### GIVEN EXERCISE
Search the material for the word "this" and copy each line that holds it.

### INPUT
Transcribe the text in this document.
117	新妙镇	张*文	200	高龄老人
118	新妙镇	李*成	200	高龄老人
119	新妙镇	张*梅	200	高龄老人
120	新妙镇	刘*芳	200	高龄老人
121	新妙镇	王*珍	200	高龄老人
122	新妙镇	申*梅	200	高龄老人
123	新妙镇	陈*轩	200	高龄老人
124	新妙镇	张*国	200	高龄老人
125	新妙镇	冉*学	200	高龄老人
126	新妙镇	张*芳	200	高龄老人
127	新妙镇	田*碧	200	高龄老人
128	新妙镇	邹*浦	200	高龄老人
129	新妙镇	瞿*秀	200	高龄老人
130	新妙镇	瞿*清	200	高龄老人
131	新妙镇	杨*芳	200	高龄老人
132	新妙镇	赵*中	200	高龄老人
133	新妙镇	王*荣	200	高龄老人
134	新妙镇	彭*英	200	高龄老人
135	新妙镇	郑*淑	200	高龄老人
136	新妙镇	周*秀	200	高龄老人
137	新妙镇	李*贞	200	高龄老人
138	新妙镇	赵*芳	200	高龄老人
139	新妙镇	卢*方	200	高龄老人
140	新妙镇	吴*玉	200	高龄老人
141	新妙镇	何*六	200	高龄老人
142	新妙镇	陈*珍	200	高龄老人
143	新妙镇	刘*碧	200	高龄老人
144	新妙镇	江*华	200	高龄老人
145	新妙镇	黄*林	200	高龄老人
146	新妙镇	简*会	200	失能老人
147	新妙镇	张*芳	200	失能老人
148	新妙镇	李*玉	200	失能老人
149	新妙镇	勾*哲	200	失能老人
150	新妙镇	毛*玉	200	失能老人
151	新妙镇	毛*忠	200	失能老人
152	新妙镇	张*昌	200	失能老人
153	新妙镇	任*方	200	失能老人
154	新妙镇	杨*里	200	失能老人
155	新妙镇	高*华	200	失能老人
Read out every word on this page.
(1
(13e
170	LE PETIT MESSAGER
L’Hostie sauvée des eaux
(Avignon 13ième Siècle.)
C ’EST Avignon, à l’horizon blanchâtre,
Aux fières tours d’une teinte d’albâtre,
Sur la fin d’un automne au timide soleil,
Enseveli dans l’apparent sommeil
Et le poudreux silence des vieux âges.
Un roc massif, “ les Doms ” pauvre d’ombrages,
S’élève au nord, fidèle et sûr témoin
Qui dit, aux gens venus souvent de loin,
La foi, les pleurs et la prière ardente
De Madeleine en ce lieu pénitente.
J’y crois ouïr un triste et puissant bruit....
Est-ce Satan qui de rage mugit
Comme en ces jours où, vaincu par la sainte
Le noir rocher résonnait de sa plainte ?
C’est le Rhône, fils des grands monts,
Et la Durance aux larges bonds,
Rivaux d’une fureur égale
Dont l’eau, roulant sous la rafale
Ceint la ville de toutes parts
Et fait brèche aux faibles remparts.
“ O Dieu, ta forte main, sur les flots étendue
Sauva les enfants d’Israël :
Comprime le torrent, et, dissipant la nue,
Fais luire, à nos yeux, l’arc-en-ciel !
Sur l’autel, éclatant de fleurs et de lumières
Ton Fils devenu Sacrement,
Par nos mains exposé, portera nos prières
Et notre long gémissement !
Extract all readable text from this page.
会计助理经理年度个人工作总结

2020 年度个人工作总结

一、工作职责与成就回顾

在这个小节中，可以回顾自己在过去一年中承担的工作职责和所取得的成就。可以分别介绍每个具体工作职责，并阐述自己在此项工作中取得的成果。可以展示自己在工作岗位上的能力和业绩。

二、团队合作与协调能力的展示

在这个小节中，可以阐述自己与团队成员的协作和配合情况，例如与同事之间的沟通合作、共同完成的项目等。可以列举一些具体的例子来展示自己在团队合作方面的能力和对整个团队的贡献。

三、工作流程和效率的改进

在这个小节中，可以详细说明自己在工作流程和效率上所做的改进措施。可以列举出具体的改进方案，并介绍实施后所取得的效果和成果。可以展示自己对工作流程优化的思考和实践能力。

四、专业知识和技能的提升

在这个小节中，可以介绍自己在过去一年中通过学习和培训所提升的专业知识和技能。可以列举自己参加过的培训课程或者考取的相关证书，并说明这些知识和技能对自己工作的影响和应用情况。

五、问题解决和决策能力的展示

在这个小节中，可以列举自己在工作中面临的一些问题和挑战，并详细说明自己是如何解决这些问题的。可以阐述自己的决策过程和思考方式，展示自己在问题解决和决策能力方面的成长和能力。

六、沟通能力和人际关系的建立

### ANSWER BELOW
Transcribe the text in this document.
Read out every word on this page.
Extract all readable text from this page.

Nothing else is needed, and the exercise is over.